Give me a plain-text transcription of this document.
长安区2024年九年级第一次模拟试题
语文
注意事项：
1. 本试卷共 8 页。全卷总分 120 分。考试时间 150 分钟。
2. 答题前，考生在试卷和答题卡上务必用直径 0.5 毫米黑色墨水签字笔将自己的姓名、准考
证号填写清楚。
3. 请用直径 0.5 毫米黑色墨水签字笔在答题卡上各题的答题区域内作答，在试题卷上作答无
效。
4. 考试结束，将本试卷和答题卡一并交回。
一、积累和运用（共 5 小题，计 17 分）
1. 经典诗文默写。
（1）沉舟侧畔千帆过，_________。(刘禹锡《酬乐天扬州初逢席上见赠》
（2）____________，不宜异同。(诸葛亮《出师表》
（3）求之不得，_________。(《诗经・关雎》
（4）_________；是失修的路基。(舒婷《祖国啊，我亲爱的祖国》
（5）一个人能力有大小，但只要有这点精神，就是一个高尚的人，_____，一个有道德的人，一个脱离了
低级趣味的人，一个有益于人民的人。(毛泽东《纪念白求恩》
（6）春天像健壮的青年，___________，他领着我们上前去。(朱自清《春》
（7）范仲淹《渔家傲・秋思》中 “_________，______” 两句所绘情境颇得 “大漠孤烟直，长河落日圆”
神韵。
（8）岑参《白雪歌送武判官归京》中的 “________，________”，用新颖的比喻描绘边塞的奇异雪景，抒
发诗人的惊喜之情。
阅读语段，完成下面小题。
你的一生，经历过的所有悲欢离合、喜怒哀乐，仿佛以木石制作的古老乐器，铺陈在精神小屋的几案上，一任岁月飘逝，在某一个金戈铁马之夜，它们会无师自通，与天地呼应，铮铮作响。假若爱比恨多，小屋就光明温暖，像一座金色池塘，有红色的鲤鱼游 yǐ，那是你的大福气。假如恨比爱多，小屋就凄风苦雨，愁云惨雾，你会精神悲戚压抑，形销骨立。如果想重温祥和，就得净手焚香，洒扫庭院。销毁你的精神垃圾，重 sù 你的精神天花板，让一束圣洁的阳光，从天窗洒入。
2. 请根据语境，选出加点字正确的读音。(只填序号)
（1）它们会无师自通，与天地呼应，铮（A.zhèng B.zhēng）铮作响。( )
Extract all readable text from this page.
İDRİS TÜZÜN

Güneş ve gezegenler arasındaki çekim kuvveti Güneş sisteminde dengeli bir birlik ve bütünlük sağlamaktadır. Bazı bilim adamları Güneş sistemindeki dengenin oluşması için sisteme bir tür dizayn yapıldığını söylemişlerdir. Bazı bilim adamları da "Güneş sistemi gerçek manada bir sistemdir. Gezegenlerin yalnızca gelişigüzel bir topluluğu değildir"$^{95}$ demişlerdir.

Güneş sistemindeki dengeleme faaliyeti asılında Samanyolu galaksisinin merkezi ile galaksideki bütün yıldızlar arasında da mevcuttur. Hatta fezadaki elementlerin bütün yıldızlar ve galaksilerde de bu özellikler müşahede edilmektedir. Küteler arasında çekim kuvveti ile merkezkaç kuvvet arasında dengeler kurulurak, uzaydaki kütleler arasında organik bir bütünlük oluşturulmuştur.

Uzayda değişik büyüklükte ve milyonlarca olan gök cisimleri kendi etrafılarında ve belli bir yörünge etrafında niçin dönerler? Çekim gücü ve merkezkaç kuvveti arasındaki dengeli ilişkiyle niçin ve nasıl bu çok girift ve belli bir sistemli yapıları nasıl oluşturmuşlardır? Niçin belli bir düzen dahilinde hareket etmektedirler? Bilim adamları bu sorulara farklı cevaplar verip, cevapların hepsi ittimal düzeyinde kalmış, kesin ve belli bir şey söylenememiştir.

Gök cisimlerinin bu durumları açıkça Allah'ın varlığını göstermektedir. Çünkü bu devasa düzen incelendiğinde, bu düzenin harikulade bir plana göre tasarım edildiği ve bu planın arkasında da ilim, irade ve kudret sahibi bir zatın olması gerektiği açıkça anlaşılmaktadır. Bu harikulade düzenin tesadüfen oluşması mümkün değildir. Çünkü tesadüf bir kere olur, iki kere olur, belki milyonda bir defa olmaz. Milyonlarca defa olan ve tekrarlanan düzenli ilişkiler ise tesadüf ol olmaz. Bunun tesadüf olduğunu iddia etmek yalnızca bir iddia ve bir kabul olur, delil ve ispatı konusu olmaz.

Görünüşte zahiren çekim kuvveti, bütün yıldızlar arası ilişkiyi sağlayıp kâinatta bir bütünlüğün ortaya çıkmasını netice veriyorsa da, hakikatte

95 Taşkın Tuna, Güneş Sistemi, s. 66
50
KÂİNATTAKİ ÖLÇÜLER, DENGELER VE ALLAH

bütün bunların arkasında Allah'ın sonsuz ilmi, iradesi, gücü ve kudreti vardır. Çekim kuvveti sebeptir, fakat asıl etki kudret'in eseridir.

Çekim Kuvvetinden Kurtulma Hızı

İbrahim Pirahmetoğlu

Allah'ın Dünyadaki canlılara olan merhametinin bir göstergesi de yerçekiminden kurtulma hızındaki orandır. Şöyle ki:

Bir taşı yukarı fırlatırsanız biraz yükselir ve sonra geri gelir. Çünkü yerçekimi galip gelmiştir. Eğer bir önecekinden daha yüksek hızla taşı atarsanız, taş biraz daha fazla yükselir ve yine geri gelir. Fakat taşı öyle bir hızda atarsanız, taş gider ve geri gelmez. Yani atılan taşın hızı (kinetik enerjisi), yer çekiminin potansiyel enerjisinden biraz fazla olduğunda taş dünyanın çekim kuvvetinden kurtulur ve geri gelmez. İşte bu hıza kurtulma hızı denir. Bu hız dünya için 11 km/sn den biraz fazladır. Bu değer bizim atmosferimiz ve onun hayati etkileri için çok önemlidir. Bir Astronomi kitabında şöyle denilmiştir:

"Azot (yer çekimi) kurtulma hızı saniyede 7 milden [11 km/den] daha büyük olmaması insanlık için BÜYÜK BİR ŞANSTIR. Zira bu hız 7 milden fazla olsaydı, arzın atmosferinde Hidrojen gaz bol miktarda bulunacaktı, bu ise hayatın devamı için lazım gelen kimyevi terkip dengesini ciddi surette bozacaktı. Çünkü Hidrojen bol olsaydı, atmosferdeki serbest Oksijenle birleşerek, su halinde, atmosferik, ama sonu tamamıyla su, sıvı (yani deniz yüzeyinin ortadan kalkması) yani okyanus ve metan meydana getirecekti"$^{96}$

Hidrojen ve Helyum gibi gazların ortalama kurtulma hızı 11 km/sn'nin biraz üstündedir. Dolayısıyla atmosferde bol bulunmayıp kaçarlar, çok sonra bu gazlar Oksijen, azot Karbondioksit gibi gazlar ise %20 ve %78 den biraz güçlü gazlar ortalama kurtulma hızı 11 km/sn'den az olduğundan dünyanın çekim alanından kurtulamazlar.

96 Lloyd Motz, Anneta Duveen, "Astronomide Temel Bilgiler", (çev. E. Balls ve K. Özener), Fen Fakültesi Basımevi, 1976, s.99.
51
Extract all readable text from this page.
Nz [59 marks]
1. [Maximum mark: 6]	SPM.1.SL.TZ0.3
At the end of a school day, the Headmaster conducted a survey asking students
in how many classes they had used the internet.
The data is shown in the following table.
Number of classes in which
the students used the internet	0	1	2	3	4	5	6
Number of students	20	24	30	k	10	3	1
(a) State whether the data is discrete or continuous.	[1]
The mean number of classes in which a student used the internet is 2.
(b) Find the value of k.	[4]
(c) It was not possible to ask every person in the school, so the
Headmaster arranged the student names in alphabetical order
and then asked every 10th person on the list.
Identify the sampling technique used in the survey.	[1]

##############################

Return the material in full, exactly as shown.

__Written solution__.
Give me a plain-text transcription of this document.
长安区2024年九年级第一次模拟试题
语文
注意事项：
1. 本试卷共 8 页。全卷总分 120 分。考试时间 150 分钟。
2. 答题前，考生在试卷和答题卡上务必用直径 0.5 毫米黑色墨水签字笔将自己的姓名、准考
证号填写清楚。
3. 请用直径 0.5 毫米黑色墨水签字笔在答题卡上各题的答题区域内作答，在试题卷上作答无
效。
4. 考试结束，将本试卷和答题卡一并交回。
一、积累和运用（共 5 小题，计 17 分）
1. 经典诗文默写。
（1）沉舟侧畔千帆过，_________。(刘禹锡《酬乐天扬州初逢席上见赠》
（2）____________，不宜异同。(诸葛亮《出师表》
（3）求之不得，_________。(《诗经・关雎》
（4）_________；是失修的路基。(舒婷《祖国啊，我亲爱的祖国》
（5）一个人能力有大小，但只要有这点精神，就是一个高尚的人，_____，一个有道德的人，一个脱离了
低级趣味的人，一个有益于人民的人。(毛泽东《纪念白求恩》
（6）春天像健壮的青年，___________，他领着我们上前去。(朱自清《春》
（7）范仲淹《渔家傲・秋思》中 “_________，______” 两句所绘情境颇得 “大漠孤烟直，长河落日圆”
神韵。
（8）岑参《白雪歌送武判官归京》中的 “________，________”，用新颖的比喻描绘边塞的奇异雪景，抒
发诗人的惊喜之情。
阅读语段，完成下面小题。
你的一生，经历过的所有悲欢离合、喜怒哀乐，仿佛以木石制作的古老乐器，铺陈在精神小屋的几案上，一任岁月飘逝，在某一个金戈铁马之夜，它们会无师自通，与天地呼应，铮铮作响。假若爱比恨多，小屋就光明温暖，像一座金色池塘，有红色的鲤鱼游 yǐ，那是你的大福气。假如恨比爱多，小屋就凄风苦雨，愁云惨雾，你会精神悲戚压抑，形销骨立。如果想重温祥和，就得净手焚香，洒扫庭院。销毁你的精神垃圾，重 sù 你的精神天花板，让一束圣洁的阳光，从天窗洒入。
2. 请根据语境，选出加点字正确的读音。(只填序号)
（1）它们会无师自通，与天地呼应，铮（A.zhèng B.zhēng）铮作响。( )
Extract all readable text from this page.
İDRİS TÜZÜN

Güneş ve gezegenler arasındaki çekim kuvveti Güneş sisteminde dengeli bir birlik ve bütünlük sağlamaktadır. Bazı bilim adamları Güneş sistemindeki dengenin oluşması için sisteme bir tür dizayn yapıldığını söylemişlerdir. Bazı bilim adamları da "Güneş sistemi gerçek manada bir sistemdir. Gezegenlerin yalnızca gelişigüzel bir topluluğu değildir"$^{95}$ demişlerdir.

Güneş sistemindeki dengeleme faaliyeti asılında Samanyolu galaksisinin merkezi ile galaksideki bütün yıldızlar arasında da mevcuttur. Hatta fezadaki elementlerin bütün yıldızlar ve galaksilerde de bu özellikler müşahede edilmektedir. Küteler arasında çekim kuvveti ile merkezkaç kuvvet arasında dengeler kurulurak, uzaydaki kütleler arasında organik bir bütünlük oluşturulmuştur.

Uzayda değişik büyüklükte ve milyonlarca olan gök cisimleri kendi etrafılarında ve belli bir yörünge etrafında niçin dönerler? Çekim gücü ve merkezkaç kuvveti arasındaki dengeli ilişkiyle niçin ve nasıl bu çok girift ve belli bir sistemli yapıları nasıl oluşturmuşlardır? Niçin belli bir düzen dahilinde hareket etmektedirler? Bilim adamları bu sorulara farklı cevaplar verip, cevapların hepsi ittimal düzeyinde kalmış, kesin ve belli bir şey söylenememiştir.

Gök cisimlerinin bu durumları açıkça Allah'ın varlığını göstermektedir. Çünkü bu devasa düzen incelendiğinde, bu düzenin harikulade bir plana göre tasarım edildiği ve bu planın arkasında da ilim, irade ve kudret sahibi bir zatın olması gerektiği açıkça anlaşılmaktadır. Bu harikulade düzenin tesadüfen oluşması mümkün değildir. Çünkü tesadüf bir kere olur, iki kere olur, belki milyonda bir defa olmaz. Milyonlarca defa olan ve tekrarlanan düzenli ilişkiler ise tesadüf ol olmaz. Bunun tesadüf olduğunu iddia etmek yalnızca bir iddia ve bir kabul olur, delil ve ispatı konusu olmaz.

Görünüşte zahiren çekim kuvveti, bütün yıldızlar arası ilişkiyi sağlayıp kâinatta bir bütünlüğün ortaya çıkmasını netice veriyorsa da, hakikatte

95 Taşkın Tuna, Güneş Sistemi, s. 66
50
KÂİNATTAKİ ÖLÇÜLER, DENGELER VE ALLAH

bütün bunların arkasında Allah'ın sonsuz ilmi, iradesi, gücü ve kudreti vardır. Çekim kuvveti sebeptir, fakat asıl etki kudret'in eseridir.

Çekim Kuvvetinden Kurtulma Hızı

İbrahim Pirahmetoğlu

Allah'ın Dünyadaki canlılara olan merhametinin bir göstergesi de yerçekiminden kurtulma hızındaki orandır. Şöyle ki:

Bir taşı yukarı fırlatırsanız biraz yükselir ve sonra geri gelir. Çünkü yerçekimi galip gelmiştir. Eğer bir önecekinden daha yüksek hızla taşı atarsanız, taş biraz daha fazla yükselir ve yine geri gelir. Fakat taşı öyle bir hızda atarsanız, taş gider ve geri gelmez. Yani atılan taşın hızı (kinetik enerjisi), yer çekiminin potansiyel enerjisinden biraz fazla olduğunda taş dünyanın çekim kuvvetinden kurtulur ve geri gelmez. İşte bu hıza kurtulma hızı denir. Bu hız dünya için 11 km/sn den biraz fazladır. Bu değer bizim atmosferimiz ve onun hayati etkileri için çok önemlidir. Bir Astronomi kitabında şöyle denilmiştir:

"Azot (yer çekimi) kurtulma hızı saniyede 7 milden [11 km/den] daha büyük olmaması insanlık için BÜYÜK BİR ŞANSTIR. Zira bu hız 7 milden fazla olsaydı, arzın atmosferinde Hidrojen gaz bol miktarda bulunacaktı, bu ise hayatın devamı için lazım gelen kimyevi terkip dengesini ciddi surette bozacaktı. Çünkü Hidrojen bol olsaydı, atmosferdeki serbest Oksijenle birleşerek, su halinde, atmosferik, ama sonu tamamıyla su, sıvı (yani deniz yüzeyinin ortadan kalkması) yani okyanus ve metan meydana getirecekti"$^{96}$

Hidrojen ve Helyum gibi gazların ortalama kurtulma hızı 11 km/sn'nin biraz üstündedir. Dolayısıyla atmosferde bol bulunmayıp kaçarlar, çok sonra bu gazlar Oksijen, azot Karbondioksit gibi gazlar ise %20 ve %78 den biraz güçlü gazlar ortalama kurtulma hızı 11 km/sn'den az olduğundan dünyanın çekim alanından kurtulamazlar.

96 Lloyd Motz, Anneta Duveen, "Astronomide Temel Bilgiler", (çev. E. Balls ve K. Özener), Fen Fakültesi Basımevi, 1976, s.99.
51
Extract all readable text from this page.
Nz [59 marks]
1. [Maximum mark: 6]	SPM.1.SL.TZ0.3
At the end of a school day, the Headmaster conducted a survey asking students
in how many classes they had used the internet.
The data is shown in the following table.
Number of classes in which
the students used the internet	0	1	2	3	4	5	6
Number of students	20	24	30	k	10	3	1
(a) State whether the data is discrete or continuous.	[1]
The mean number of classes in which a student used the internet is 2.
(b) Find the value of k.	[4]
(c) It was not possible to ask every person in the school, so the
Headmaster arranged the student names in alphabetical order
and then asked every 10th person on the list.
Identify the sampling technique used in the survey.	[1]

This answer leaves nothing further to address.